Provided passage »

___

King Snake (Sir Edmund Dorrance) is a character appearing in media published by DC Comics, usually as an adversary of Robin (Tim Drake) and Batman. Created by writer Chuck Dixon and artist Tom Lyle, King Snake first appeared in Robin #2 (1991). He is a master martial artist and the father of the villain Bane.

Fictional character biography
Sir Edmund Dorrance, a.k.a. King Snake, is a British native who first distinguished himself in the Royal Artillery (a corps of the British Army). He and some friends then became mercenaries, offering their professional expertise to various anti-communist rebels, and made considerable money in doing so. While in Santa Prisca working with local rebels, his camp was taken by surprise by government commandos and Edmund was blinded by gunfire. He fled the country, leaving for dead a female rebel with whom he had slept with. The woman was actually alive and pregnant with Edmund's son. Both she and her child were imprisoned for Edmund's crimes against the Santa Prisca government, with the child growing up in prison to become the villainous Bane.

___

Instruction A » Copy the rows below word for word, from the first one through the line containing "- sunrise-text: Sunrise: 6:40".

___

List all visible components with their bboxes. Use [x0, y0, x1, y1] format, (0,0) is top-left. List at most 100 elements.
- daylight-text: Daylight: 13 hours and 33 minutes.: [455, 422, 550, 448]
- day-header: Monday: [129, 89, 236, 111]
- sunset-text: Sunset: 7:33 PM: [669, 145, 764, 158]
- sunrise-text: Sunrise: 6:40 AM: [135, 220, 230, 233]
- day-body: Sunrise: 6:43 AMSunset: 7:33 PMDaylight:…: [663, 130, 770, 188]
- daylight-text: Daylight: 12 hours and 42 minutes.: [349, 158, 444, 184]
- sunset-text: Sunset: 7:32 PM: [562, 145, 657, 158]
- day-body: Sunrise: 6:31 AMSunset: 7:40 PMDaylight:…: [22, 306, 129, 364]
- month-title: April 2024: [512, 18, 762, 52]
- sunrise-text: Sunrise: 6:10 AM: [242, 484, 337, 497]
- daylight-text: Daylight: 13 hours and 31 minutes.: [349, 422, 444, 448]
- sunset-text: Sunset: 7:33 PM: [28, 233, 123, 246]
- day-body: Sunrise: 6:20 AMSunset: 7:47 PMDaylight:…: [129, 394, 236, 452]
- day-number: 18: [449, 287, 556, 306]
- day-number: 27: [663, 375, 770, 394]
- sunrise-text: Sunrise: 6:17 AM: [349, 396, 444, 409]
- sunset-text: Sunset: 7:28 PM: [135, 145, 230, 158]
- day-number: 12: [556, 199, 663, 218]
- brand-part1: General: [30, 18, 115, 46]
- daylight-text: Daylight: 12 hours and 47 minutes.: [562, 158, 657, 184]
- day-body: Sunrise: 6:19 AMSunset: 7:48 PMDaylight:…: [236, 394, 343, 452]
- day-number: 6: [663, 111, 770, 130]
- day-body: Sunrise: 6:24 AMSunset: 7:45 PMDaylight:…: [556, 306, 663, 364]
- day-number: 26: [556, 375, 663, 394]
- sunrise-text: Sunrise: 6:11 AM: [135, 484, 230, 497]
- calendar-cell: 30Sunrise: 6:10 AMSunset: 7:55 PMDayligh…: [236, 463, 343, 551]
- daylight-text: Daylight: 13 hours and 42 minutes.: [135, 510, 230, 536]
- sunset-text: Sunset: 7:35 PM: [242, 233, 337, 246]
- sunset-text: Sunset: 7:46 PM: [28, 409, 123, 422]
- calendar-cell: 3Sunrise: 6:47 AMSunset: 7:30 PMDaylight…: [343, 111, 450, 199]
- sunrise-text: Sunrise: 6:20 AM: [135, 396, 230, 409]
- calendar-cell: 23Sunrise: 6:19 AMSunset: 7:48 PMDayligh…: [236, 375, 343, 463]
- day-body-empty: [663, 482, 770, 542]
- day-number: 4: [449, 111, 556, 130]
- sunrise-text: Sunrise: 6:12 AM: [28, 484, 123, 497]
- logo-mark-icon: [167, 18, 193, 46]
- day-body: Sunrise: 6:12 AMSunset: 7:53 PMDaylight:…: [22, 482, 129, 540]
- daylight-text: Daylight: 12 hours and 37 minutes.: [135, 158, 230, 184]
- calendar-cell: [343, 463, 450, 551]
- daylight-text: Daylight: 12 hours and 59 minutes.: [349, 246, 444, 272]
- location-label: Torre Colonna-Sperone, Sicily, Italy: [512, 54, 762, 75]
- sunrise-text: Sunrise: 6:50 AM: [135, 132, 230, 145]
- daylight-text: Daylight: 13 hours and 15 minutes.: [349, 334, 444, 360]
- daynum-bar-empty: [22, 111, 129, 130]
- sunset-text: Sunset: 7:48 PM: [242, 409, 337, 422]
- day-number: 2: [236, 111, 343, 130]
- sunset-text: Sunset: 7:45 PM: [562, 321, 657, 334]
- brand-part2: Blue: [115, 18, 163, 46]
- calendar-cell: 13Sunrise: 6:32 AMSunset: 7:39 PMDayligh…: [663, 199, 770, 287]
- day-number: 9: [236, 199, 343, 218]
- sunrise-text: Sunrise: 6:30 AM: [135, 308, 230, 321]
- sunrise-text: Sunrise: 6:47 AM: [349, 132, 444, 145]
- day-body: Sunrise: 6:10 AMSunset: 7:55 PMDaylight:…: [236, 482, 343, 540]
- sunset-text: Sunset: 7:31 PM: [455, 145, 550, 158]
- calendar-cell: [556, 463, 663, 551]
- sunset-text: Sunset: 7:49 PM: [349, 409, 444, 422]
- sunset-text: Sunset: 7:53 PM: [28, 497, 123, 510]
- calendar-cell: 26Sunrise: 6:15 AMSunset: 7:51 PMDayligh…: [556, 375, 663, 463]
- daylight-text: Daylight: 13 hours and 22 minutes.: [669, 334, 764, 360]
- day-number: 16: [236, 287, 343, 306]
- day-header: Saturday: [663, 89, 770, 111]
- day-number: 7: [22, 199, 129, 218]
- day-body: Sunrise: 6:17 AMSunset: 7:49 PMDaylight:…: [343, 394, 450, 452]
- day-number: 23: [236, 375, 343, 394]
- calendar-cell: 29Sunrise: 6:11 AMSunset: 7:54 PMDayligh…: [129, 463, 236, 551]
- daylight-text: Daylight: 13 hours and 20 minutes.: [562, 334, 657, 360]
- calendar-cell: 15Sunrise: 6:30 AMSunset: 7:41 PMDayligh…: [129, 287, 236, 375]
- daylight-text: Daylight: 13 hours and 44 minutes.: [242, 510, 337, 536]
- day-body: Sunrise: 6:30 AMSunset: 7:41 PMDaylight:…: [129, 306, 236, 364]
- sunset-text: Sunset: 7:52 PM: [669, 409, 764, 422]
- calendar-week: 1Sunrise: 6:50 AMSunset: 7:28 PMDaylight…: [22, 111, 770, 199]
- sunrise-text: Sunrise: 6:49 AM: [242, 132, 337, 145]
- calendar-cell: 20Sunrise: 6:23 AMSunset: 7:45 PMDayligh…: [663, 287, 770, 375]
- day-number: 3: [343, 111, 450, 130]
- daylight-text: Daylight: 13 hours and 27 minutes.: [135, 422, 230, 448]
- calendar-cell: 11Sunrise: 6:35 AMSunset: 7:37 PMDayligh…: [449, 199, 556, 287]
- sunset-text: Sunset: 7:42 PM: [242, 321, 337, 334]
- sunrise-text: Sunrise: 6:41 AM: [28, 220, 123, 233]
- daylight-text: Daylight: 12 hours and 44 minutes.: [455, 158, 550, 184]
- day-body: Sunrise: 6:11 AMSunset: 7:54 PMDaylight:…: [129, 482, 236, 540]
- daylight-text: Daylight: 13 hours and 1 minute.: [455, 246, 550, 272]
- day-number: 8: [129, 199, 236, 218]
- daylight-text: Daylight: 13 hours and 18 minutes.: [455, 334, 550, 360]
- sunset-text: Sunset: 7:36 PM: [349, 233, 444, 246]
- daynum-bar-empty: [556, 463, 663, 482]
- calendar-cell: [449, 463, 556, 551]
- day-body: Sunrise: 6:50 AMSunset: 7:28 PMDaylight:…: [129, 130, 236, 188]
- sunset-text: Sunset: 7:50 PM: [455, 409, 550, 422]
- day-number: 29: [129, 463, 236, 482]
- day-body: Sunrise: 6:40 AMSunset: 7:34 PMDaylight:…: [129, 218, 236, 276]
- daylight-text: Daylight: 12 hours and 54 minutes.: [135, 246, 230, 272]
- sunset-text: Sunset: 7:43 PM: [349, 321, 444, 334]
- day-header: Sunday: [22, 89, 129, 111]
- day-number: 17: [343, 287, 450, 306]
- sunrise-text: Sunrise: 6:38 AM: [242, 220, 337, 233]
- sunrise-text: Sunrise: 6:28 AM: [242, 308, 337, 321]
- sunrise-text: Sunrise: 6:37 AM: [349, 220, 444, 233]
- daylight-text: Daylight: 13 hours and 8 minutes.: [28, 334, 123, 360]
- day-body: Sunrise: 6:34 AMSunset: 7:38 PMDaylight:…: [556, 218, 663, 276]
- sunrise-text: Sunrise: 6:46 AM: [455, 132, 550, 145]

___

Instruction B » Using the King Snake passage, state whether each statement agrees with it, answering yes or no and quoting the words that decide it: (i) King Snake first appeared in Robin #2 in 1991. (ii) Edmund Dorrance first distinguished himself in the Royal Navy. (iii) Edmund was blinded by gunfire while in Santa Prisca.

Task response A »
List all visible components with their bboxes. Use [x0, y0, x1, y1] format, (0,0) is top-left. List at most 100 elements.
- daylight-text: Daylight: 13 hours and 33 minutes.: [455, 422, 550, 448]
- day-header: Monday: [129, 89, 236, 111]
- sunset-text: Sunset: 7:33 PM: [669, 145, 764, 158]
- sunrise-text: Sunrise: 6:40 AM: [135, 220, 230, 233]

Task response B »
(i) Yes: "King Snake first appeared in Robin #2 (1991)."
(ii) No: "first distinguished himself in the Royal Artillery (a corps of the British Army)."
(iii) Yes: "Edmund was blinded by gunfire."